Task objective: Tally every line featuring "existing", then give that tally alone.

Records for the task:
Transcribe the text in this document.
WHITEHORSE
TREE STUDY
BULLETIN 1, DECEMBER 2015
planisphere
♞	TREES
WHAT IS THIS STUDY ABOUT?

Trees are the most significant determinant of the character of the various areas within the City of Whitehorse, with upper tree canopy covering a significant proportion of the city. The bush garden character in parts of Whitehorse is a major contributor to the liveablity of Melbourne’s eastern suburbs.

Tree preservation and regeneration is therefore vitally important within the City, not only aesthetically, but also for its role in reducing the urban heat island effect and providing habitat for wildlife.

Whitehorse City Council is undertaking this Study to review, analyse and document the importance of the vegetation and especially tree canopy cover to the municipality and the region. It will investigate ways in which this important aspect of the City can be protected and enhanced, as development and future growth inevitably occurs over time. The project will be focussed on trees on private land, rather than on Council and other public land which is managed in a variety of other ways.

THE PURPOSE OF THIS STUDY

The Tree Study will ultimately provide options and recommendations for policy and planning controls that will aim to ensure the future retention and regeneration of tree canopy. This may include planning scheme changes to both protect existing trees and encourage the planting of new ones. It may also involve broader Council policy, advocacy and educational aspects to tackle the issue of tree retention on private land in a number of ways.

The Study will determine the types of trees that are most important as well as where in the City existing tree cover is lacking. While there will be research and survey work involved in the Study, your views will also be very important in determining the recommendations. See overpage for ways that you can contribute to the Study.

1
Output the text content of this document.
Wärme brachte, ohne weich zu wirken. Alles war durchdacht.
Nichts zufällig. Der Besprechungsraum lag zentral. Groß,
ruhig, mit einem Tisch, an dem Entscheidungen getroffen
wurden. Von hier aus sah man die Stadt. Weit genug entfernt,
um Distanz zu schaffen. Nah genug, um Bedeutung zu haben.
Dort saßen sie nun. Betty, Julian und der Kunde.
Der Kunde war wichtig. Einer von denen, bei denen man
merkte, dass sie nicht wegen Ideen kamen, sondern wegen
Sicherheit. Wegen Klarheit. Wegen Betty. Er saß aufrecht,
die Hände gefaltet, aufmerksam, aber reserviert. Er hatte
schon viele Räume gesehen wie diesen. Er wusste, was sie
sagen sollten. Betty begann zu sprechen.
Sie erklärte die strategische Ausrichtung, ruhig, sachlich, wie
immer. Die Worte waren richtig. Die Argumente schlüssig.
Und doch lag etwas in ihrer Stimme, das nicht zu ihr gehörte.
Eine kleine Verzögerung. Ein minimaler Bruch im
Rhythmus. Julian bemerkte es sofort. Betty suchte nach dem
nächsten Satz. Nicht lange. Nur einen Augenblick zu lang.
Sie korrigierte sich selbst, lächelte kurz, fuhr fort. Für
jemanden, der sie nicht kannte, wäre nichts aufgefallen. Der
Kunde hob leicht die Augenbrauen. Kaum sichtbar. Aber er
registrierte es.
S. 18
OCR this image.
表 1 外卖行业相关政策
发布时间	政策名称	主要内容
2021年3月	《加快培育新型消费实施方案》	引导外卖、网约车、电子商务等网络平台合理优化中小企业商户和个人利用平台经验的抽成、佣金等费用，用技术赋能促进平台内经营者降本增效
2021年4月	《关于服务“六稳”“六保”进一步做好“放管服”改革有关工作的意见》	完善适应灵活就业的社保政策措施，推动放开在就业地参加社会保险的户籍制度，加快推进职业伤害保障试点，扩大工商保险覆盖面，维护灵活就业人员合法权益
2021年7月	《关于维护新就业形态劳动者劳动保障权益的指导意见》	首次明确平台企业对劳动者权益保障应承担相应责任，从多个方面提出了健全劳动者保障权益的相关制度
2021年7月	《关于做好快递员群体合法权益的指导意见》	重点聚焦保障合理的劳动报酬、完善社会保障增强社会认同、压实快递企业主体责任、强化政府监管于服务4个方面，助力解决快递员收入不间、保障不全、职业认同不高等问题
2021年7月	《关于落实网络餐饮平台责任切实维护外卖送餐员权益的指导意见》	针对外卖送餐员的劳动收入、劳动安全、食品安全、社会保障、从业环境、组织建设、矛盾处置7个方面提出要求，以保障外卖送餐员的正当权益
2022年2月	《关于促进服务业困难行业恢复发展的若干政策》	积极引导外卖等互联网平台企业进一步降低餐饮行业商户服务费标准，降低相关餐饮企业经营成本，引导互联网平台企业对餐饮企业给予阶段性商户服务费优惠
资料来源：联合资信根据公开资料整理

The reply: 2